Your answer should be a single number: the count of lines that include the word "кордельеров".

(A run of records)
•••

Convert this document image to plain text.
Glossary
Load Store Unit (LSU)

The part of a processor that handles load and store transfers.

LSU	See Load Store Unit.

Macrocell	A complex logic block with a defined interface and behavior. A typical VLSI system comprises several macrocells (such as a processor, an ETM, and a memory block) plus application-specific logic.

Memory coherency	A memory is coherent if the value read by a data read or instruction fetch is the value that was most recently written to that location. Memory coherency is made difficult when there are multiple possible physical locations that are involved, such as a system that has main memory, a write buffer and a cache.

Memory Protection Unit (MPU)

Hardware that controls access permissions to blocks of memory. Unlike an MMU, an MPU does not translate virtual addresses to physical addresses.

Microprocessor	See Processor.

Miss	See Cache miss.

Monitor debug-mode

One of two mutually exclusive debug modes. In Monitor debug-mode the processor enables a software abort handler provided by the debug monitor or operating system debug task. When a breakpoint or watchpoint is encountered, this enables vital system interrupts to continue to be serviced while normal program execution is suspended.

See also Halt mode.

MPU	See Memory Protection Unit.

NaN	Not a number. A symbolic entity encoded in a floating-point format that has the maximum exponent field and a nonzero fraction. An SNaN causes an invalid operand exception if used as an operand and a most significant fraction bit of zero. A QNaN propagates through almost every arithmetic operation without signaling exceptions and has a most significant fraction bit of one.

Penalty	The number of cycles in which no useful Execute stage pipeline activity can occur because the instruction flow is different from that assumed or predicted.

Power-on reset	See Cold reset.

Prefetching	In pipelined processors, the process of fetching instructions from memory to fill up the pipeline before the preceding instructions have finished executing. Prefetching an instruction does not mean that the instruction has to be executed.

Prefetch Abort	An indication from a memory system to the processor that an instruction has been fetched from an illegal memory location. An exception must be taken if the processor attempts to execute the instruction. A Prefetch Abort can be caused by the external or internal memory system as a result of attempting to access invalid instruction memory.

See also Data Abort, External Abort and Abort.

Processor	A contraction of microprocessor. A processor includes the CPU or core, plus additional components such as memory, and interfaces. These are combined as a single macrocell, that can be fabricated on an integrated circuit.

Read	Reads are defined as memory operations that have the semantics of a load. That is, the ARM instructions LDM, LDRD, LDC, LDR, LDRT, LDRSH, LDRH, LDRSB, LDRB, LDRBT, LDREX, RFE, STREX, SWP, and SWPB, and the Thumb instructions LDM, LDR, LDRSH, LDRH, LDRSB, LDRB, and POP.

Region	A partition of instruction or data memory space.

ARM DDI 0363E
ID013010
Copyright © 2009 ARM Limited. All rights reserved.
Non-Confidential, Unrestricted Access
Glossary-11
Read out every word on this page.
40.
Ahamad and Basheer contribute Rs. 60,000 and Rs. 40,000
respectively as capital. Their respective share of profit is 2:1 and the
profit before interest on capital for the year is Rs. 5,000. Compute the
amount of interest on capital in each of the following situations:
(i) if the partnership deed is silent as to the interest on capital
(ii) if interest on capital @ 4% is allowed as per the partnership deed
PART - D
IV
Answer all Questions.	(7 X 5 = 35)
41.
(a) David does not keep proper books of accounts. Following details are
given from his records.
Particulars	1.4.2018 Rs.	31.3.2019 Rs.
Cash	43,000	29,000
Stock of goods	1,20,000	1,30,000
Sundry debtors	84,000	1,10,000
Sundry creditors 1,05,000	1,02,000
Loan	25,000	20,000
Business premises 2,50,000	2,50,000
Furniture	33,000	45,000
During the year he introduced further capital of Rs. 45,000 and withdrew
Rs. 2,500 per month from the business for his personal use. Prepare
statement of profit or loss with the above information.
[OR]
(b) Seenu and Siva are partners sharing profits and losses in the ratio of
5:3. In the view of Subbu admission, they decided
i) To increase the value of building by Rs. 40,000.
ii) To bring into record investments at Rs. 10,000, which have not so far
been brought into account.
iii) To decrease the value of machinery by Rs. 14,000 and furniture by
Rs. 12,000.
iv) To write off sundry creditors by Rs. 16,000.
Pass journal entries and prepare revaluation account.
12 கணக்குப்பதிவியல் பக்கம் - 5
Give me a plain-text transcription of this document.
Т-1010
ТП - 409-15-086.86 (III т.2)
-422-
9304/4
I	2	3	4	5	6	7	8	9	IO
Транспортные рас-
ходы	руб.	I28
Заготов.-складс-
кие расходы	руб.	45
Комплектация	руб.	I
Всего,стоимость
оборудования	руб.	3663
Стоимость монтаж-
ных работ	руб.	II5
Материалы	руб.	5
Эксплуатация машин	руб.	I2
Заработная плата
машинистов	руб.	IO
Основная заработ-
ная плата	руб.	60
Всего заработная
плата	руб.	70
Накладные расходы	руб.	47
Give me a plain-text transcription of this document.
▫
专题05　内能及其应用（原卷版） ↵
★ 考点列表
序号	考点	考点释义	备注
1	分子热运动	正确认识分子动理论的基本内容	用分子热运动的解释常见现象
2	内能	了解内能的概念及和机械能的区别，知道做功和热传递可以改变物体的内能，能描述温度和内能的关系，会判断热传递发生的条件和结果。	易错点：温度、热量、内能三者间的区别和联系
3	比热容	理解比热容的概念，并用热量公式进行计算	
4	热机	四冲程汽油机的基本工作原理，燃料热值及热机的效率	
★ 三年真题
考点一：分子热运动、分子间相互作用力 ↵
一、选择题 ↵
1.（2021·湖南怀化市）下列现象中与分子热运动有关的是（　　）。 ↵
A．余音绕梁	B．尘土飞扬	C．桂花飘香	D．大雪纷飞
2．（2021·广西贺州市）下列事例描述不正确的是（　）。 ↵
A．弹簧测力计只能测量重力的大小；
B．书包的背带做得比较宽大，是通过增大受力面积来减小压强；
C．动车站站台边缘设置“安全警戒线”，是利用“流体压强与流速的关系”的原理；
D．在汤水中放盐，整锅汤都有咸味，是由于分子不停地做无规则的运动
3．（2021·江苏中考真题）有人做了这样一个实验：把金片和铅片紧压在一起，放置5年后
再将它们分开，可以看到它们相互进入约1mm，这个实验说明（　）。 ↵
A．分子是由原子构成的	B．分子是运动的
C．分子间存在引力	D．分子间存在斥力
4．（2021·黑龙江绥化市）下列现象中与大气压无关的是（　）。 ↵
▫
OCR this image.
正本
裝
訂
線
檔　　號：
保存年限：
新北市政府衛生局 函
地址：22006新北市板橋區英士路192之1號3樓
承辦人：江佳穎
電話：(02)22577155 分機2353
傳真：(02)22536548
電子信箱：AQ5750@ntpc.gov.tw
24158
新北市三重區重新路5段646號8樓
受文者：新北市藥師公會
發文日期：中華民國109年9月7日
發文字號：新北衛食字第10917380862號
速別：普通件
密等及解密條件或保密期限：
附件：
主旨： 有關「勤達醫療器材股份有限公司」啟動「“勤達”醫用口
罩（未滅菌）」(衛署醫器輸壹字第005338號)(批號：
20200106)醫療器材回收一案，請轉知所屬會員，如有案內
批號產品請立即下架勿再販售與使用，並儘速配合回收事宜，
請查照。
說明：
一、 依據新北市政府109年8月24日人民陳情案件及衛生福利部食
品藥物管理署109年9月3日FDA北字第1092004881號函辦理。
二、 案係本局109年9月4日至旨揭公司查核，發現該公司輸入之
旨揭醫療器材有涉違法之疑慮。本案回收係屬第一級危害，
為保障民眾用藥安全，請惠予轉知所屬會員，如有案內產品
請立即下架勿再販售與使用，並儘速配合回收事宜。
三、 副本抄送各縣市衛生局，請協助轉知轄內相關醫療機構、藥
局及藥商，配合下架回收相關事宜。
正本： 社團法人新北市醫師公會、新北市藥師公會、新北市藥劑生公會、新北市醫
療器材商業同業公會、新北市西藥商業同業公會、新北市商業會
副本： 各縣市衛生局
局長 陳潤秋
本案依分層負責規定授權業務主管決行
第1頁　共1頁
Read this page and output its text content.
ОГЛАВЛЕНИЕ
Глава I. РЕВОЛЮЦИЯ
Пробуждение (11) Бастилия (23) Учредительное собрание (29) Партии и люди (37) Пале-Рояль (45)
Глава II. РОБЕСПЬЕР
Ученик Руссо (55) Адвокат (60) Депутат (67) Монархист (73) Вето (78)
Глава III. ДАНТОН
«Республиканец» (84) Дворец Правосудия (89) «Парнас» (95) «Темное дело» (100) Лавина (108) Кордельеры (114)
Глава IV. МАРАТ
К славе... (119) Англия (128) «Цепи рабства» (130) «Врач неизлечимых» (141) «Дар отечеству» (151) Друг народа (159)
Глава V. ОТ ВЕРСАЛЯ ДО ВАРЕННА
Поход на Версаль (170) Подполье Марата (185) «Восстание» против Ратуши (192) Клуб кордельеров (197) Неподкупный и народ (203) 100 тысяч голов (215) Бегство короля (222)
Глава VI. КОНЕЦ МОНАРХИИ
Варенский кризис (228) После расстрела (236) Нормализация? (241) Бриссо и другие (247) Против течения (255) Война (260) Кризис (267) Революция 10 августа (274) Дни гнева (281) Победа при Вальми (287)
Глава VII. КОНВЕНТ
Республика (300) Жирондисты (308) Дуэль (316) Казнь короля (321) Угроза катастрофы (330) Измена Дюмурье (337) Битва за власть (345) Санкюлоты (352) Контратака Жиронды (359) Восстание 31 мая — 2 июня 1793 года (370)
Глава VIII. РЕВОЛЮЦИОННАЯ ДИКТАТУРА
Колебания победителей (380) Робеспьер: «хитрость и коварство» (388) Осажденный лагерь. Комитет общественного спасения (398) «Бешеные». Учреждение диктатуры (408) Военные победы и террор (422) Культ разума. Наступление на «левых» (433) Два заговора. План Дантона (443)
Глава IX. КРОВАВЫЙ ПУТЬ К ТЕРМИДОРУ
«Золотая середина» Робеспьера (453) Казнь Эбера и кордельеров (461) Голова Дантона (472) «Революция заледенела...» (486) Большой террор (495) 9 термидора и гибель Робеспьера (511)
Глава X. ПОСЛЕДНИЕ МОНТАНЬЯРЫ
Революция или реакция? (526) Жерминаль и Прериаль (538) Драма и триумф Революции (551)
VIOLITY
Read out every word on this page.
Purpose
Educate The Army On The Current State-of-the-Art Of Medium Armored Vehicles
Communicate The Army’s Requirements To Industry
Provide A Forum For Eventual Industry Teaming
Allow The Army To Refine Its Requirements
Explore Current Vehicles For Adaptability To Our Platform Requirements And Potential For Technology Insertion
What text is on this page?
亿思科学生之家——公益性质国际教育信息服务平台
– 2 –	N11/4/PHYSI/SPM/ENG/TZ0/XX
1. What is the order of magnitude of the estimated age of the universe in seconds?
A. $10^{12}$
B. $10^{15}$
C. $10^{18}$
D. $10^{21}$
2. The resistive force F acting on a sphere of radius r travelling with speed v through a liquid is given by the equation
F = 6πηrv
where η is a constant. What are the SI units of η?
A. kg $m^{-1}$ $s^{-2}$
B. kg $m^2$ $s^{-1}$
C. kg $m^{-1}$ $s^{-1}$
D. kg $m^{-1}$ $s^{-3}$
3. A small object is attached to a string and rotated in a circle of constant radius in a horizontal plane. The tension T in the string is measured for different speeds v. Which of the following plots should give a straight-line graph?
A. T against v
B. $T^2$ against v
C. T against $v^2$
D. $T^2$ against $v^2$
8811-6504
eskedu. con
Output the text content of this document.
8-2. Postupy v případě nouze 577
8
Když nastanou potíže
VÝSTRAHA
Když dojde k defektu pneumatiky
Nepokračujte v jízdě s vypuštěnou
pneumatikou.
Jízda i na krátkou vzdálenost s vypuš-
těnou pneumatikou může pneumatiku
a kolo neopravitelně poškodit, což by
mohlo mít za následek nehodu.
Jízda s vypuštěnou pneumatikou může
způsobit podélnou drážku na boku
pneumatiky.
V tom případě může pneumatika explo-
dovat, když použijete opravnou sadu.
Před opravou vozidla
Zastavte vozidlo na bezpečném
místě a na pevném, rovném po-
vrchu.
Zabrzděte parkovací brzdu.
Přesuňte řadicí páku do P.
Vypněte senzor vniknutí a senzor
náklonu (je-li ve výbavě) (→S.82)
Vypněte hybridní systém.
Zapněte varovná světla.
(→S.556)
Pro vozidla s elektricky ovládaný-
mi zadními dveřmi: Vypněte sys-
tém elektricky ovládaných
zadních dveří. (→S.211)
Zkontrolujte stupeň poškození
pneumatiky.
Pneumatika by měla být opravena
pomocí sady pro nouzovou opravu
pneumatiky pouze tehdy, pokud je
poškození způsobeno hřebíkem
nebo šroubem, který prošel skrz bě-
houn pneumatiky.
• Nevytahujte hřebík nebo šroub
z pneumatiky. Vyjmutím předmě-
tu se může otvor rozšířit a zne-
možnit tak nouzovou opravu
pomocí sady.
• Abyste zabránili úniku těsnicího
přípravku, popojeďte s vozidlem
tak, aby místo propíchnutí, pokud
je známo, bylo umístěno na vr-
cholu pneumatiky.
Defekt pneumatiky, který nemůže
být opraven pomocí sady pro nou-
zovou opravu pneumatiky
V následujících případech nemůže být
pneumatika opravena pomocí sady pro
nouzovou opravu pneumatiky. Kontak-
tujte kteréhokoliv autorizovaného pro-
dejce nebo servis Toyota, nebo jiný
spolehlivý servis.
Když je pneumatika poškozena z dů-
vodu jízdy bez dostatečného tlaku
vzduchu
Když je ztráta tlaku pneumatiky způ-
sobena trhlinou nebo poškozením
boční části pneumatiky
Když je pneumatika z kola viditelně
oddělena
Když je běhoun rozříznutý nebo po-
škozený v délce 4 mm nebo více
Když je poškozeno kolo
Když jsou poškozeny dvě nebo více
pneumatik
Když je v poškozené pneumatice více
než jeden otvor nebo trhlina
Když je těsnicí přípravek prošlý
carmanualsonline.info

•••

→ **Response below**
2